__AIM__:
In the data below, restate exactly the lines from the one with "Transcribe the text in this document." to the final line, both included, but not the pictures.

__THE DATA__:

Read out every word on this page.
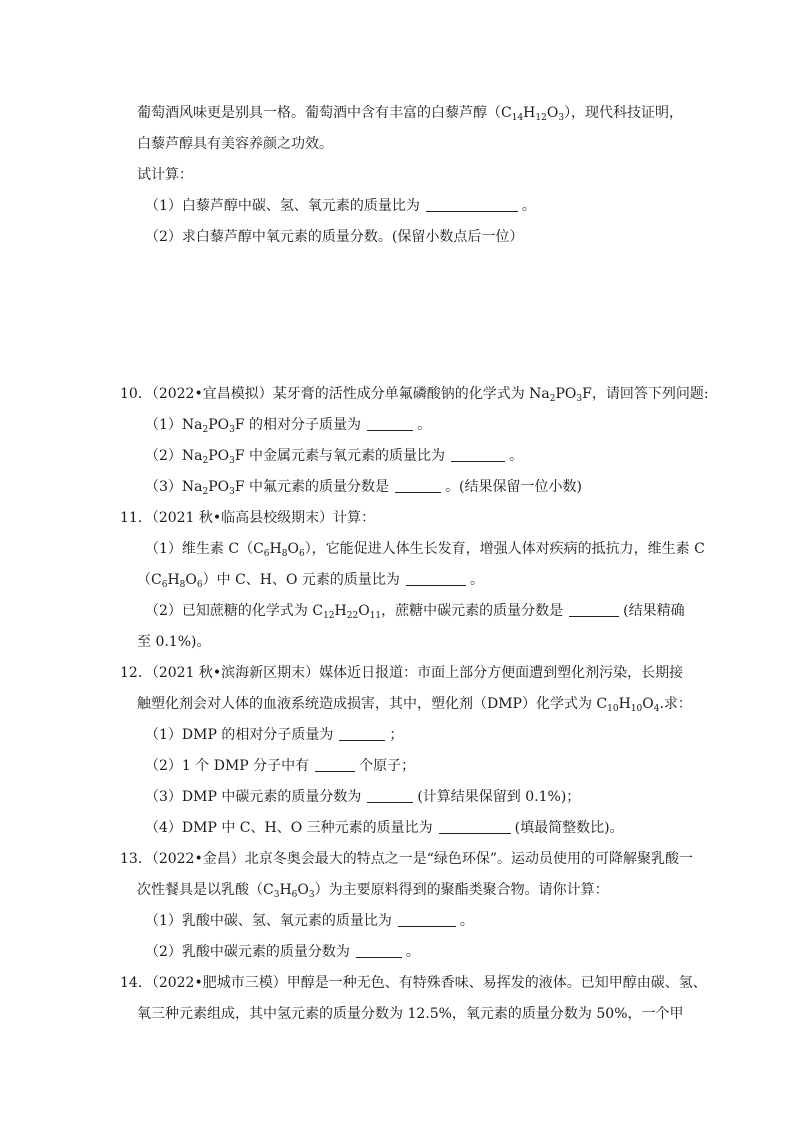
葡萄酒风味更是别具一格。葡萄酒中含有丰富的白藜芦醇$(C_{14}H_{12}O_3)$，现代科技证明，
白藜芦醇具有美容养颜之功效。
试计算：
（1）白藜芦醇中碳、氢、氧元素的质量比为	。
（2）求白藜芦醇中氧元素的质量分数。(保留小数点后一位）
10．（2022•宜昌模拟）某牙膏的活性成分单氟磷酸钠的化学式为 $Na_2PO_3F$，请回答下列问题:
$(1)Na_2PO_3F$ 的相对分子质量为	。
$(2)Na_2PO_3F$ 中金属元素与氧元素的质量比为	。
$(3)Na_2PO_3F$ 中氟元素的质量分数是	。(结果保留一位小数)
11．（2021 秋•临高县校级期末）计算：
（1）维生素 $C(C_6H_8O_6)$，它能促进人体生长发育，增强人体对疾病的抵抗力，维生素 C
$(C_6H_8O_6)$中 C、H、O 元素的质量比为	。
（2）已知蔗糖的化学式为 $C_{12}H_{22}O_{11}$，蔗糖中碳元素的质量分数是	(结果精确
至 0.1%)。
12．（2021 秋•滨海新区期末）媒体近日报道：市面上部分方便面遭到塑化剂污染，长期接
触塑化剂会对人体的血液系统造成损害，其中，塑化剂（DMP）化学式为 $C_{10}H_{10}O_4$.求：
（1）DMP 的相对分子质量为	；
（2）1 个 DMP 分子中有	个原子；
（3）DMP 中碳元素的质量分数为	(计算结果保留到 0.1%)；
（4）DMP 中 C、H、O 三种元素的质量比为	(填最简整数比)。
13．（2022•金昌）北京冬奥会最大的特点之一是“绿色环保”。运动员使用的可降解聚乳酸一
次性餐具是以乳酸$(C_3H_6O_3)$为主要原料得到的聚酯类聚合物。请你计算：
（1）乳酸中碳、氢、氧元素的质量比为	。
（2）乳酸中碳元素的质量分数为	。
14．（2022•肥城市三模）甲醇是一种无色、有特殊香味、易挥发的液体。已知甲醇由碳、氢、
氧三种元素组成，其中氢元素的质量分数为 12.5%，氧元素的质量分数为 50%，一个甲
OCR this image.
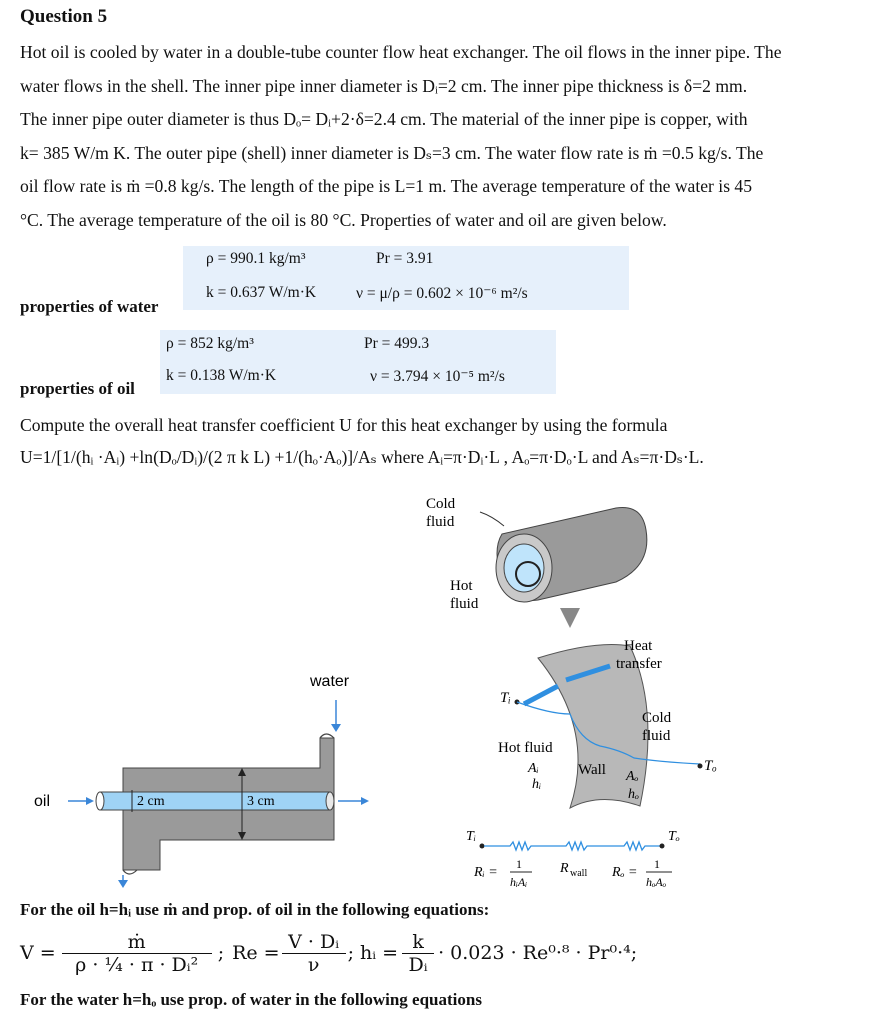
Question 5

Hot oil is cooled by water in a double-tube counter flow heat exchanger. The oil flows in the inner pipe. The

water flows in the shell. The inner pipe inner diameter is Dᵢ=2 cm. The inner pipe thickness is δ=2 mm.

The inner pipe outer diameter is thus Dₒ= Dᵢ+2·δ=2.4 cm. The material of the inner pipe is copper, with

k= 385 W/m K. The outer pipe (shell) inner diameter is Dₛ=3 cm. The water flow rate is ṁ =0.5 kg/s. The

oil flow rate is ṁ =0.8 kg/s. The length of the pipe is L=1 m. The average temperature of the water is 45

°C. The average temperature of the oil is 80 °C. Properties of water and oil are given below.

ρ = 990.1 kg/m³	Pr = 3.91
k = 0.637 W/m·K	ν = μ/ρ = 0.602 × 10⁻⁶ m²/s
properties of water
ρ = 852 kg/m³	Pr = 499.3
k = 0.138 W/m·K	ν = 3.794 × 10⁻⁵ m²/s
properties of oil
Compute the overall heat transfer coefficient U for this heat exchanger by using the formula
U=1/[1/(hᵢ ·Aᵢ) +ln(Dₒ/Dᵢ)/(2 π k L) +1/(hₒ·Aₒ)]/Aₛ where Aᵢ=π·Dᵢ·L , Aₒ=π·Dₒ·L and Aₛ=π·Dₛ·L.
water
oil	2 cm	3 cm
Cold
fluid
Hot
fluid
Heat
transfer
Tᵢ
Tₒ
Cold
fluid
Hot fluid
Aᵢ
hᵢ
Wall Aₒ
hₒ
Tᵢ	Tₒ
Rᵢ =
1
hᵢAᵢ
R wall Rₒ =
1
hₒAₒ
For the oil h=hᵢ use ṁ and prop. of oil in the following equations:
$V = \frac{\text{ṁ}}{\text{ρ · ¼ · π · Dᵢ²}}$ ; $Re = \frac{\text{V · Dᵢ}}{\nu}$ ; hᵢ = $\frac{k}{\text{Dᵢ}} \cdot 0.023 \cdot Re^0\cdot^8 \cdot Pr^0\cdot^4$;
For the water h=hₒ use prop. of water in the following equations
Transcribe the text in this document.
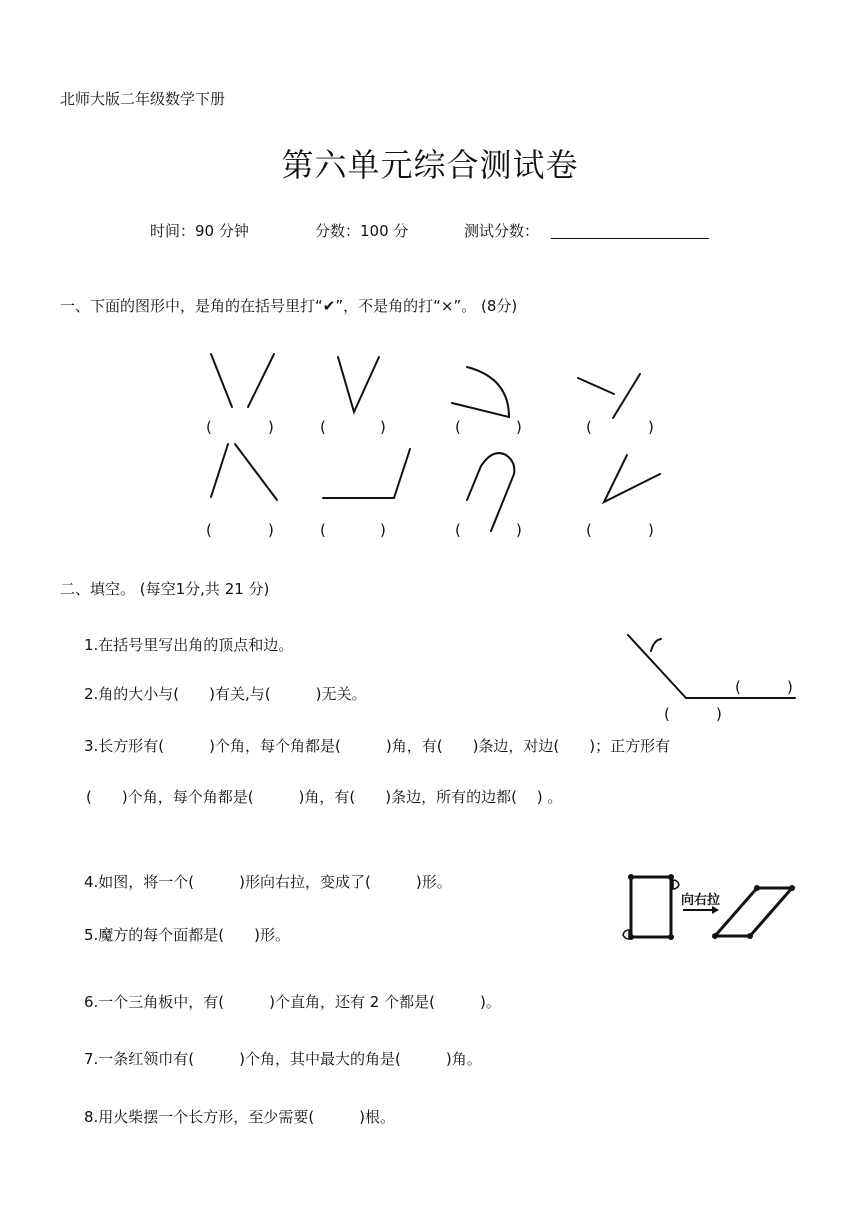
北师大版二年级数学下册
第六单元综合测试卷
时间：90 分钟	分数：100 分	测试分数：
一、下面的图形中，是角的在括号里打“✔”，不是角的打“×”。 (8分)
(	)	(	)	(	)	(	)
(	)	(	)	(	)	(	)
二、填空。 (每空1分,共 21 分)
1.在括号里写出角的顶点和边。
2.角的大小与(　　)有关,与(　　　)无关。
3.长方形有(　　　)个角，每个角都是(　　　)角，有(　　)条边，对边(　　)；正方形有
(　　)个角，每个角都是(　　　)角，有(　　)条边，所有的边都(　 ) 。
4.如图，将一个(　　　)形向右拉，变成了(　　　)形。
5.魔方的每个面都是(　　)形。
6.一个三角板中，有(　　　)个直角，还有 2 个都是(　　　)。
7.一条红领巾有(　　　)个角，其中最大的角是(　　　)角。
8.用火柴摆一个长方形，至少需要(　　　)根。
(	)
(	)
向右拉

__ANSWER__:
Transcribe the text in this document.
北师大版二年级数学下册
第六单元综合测试卷
时间：90 分钟	分数：100 分	测试分数：
一、下面的图形中，是角的在括号里打“✔”，不是角的打“×”。 (8分)
(	)	(	)	(	)	(	)
(	)	(	)	(	)	(	)
二、填空。 (每空1分,共 21 分)
1.在括号里写出角的顶点和边。
2.角的大小与(　　)有关,与(　　　)无关。
3.长方形有(　　　)个角，每个角都是(　　　)角，有(　　)条边，对边(　　)；正方形有
(　　)个角，每个角都是(　　　)角，有(　　)条边，所有的边都(　 ) 。
4.如图，将一个(　　　)形向右拉，变成了(　　　)形。
5.魔方的每个面都是(　　)形。
6.一个三角板中，有(　　　)个直角，还有 2 个都是(　　　)。
7.一条红领巾有(　　　)个角，其中最大的角是(　　　)角。
8.用火柴摆一个长方形，至少需要(　　　)根。
(	)
(	)
向右拉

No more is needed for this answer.